_Aim of the exercise_
Please output the records below in full, exactly as given, but without the images.

_Supplied material_
▼
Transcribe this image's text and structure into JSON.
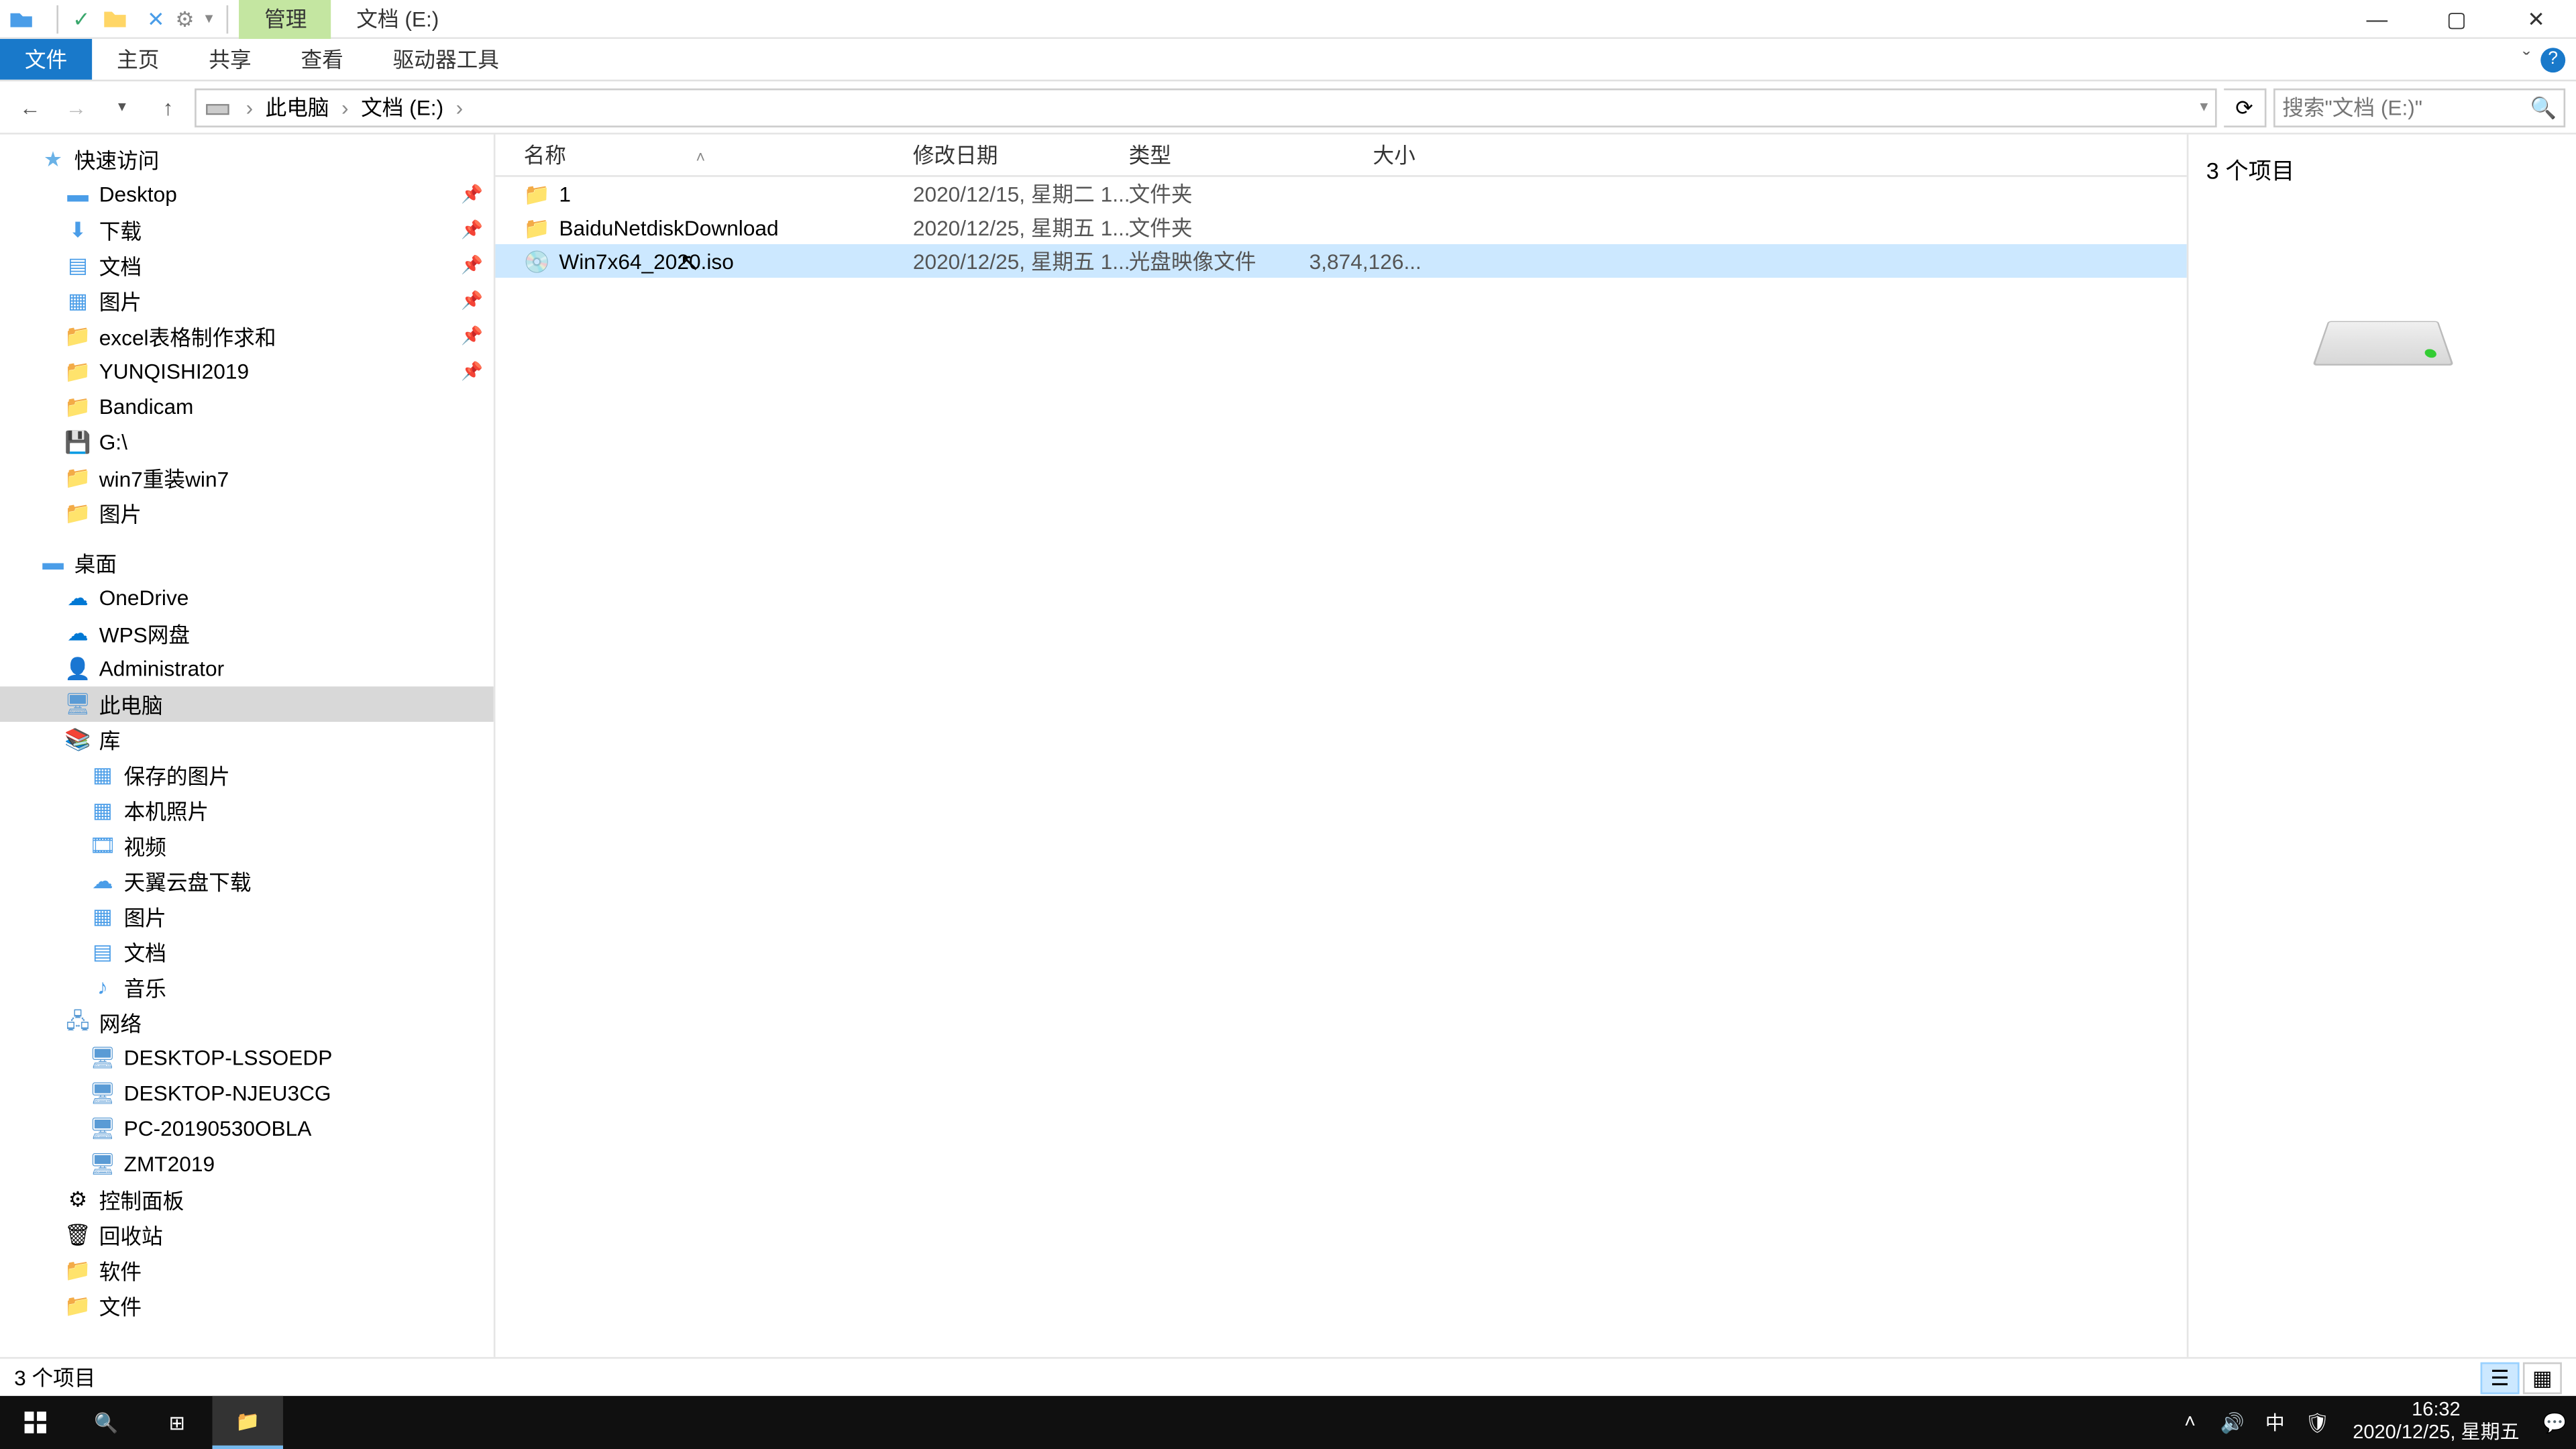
{
  "titlebar": {
    "contextual_tab": "管理",
    "location_tab": "文档 (E:)"
  },
  "ribbon": {
    "file": "文件",
    "home": "主页",
    "share": "共享",
    "view": "查看",
    "drive_tools": "驱动器工具"
  },
  "breadcrumb": {
    "root": "此电脑",
    "drive": "文档 (E:)"
  },
  "search": {
    "placeholder": "搜索\"文档 (E:)\""
  },
  "nav": {
    "quick_access": "快速访问",
    "desktop": "Desktop",
    "downloads": "下载",
    "documents": "文档",
    "pictures": "图片",
    "excel": "excel表格制作求和",
    "yunqishi": "YUNQISHI2019",
    "bandicam": "Bandicam",
    "gdrive": "G:\\",
    "win7reinstall": "win7重装win7",
    "pictures2": "图片",
    "desktop2": "桌面",
    "onedrive": "OneDrive",
    "wps": "WPS网盘",
    "administrator": "Administrator",
    "thispc": "此电脑",
    "libraries": "库",
    "saved_pics": "保存的图片",
    "camera_roll": "本机照片",
    "videos": "视频",
    "tianyi": "天翼云盘下载",
    "lib_pictures": "图片",
    "lib_documents": "文档",
    "lib_music": "音乐",
    "network": "网络",
    "pc1": "DESKTOP-LSSOEDP",
    "pc2": "DESKTOP-NJEU3CG",
    "pc3": "PC-20190530OBLA",
    "pc4": "ZMT2019",
    "control_panel": "控制面板",
    "recycle": "回收站",
    "software": "软件",
    "files": "文件"
  },
  "columns": {
    "name": "名称",
    "date": "修改日期",
    "type": "类型",
    "size": "大小"
  },
  "files": [
    {
      "name": "1",
      "date": "2020/12/15, 星期二 1...",
      "type": "文件夹",
      "size": "",
      "icon": "folder"
    },
    {
      "name": "BaiduNetdiskDownload",
      "date": "2020/12/25, 星期五 1...",
      "type": "文件夹",
      "size": "",
      "icon": "folder"
    },
    {
      "name": "Win7x64_2020.iso",
      "date": "2020/12/25, 星期五 1...",
      "type": "光盘映像文件",
      "size": "3,874,126...",
      "icon": "disc",
      "selected": true
    }
  ],
  "preview": {
    "title": "3 个项目"
  },
  "statusbar": {
    "count": "3 个项目"
  },
  "taskbar": {
    "time": "16:32",
    "date": "2020/12/25, 星期五",
    "ime": "中"
  }
}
▲
_Final result_
Transcribe this image's text and structure into JSON.
{
  "titlebar": {
    "contextual_tab": "管理",
    "location_tab": "文档 (E:)"
  },
  "ribbon": {
    "file": "文件",
    "home": "主页",
    "share": "共享",
    "view": "查看",
    "drive_tools": "驱动器工具"
  },
  "breadcrumb": {
    "root": "此电脑",
    "drive": "文档 (E:)"
  },
  "search": {
    "placeholder": "搜索\"文档 (E:)\""
  },
  "nav": {
    "quick_access": "快速访问",
    "desktop": "Desktop",
    "downloads": "下载",
    "documents": "文档",
    "pictures": "图片",
    "excel": "excel表格制作求和",
    "yunqishi": "YUNQISHI2019",
    "bandicam": "Bandicam",
    "gdrive": "G:\\",
    "win7reinstall": "win7重装win7",
    "pictures2": "图片",
    "desktop2": "桌面",
    "onedrive": "OneDrive",
    "wps": "WPS网盘",
    "administrator": "Administrator",
    "thispc": "此电脑",
    "libraries": "库",
    "saved_pics": "保存的图片",
    "camera_roll": "本机照片",
    "videos": "视频",
    "tianyi": "天翼云盘下载",
    "lib_pictures": "图片",
    "lib_documents": "文档",
    "lib_music": "音乐",
    "network": "网络",
    "pc1": "DESKTOP-LSSOEDP",
    "pc2": "DESKTOP-NJEU3CG",
    "pc3": "PC-20190530OBLA",
    "pc4": "ZMT2019",
    "control_panel": "控制面板",
    "recycle": "回收站",
    "software": "软件",
    "files": "文件"
  },
  "columns": {
    "name": "名称",
    "date": "修改日期",
    "type": "类型",
    "size": "大小"
  },
  "files": [
    {
      "name": "1",
      "date": "2020/12/15, 星期二 1...",
      "type": "文件夹",
      "size": "",
      "icon": "folder"
    },
    {
      "name": "BaiduNetdiskDownload",
      "date": "2020/12/25, 星期五 1...",
      "type": "文件夹",
      "size": "",
      "icon": "folder"
    },
    {
      "name": "Win7x64_2020.iso",
      "date": "2020/12/25, 星期五 1...",
      "type": "光盘映像文件",
      "size": "3,874,126...",
      "icon": "disc",
      "selected": true
    }
  ],
  "preview": {
    "title": "3 个项目"
  },
  "statusbar": {
    "count": "3 个项目"
  },
  "taskbar": {
    "time": "16:32",
    "date": "2020/12/25, 星期五",
    "ime": "中"
  }
}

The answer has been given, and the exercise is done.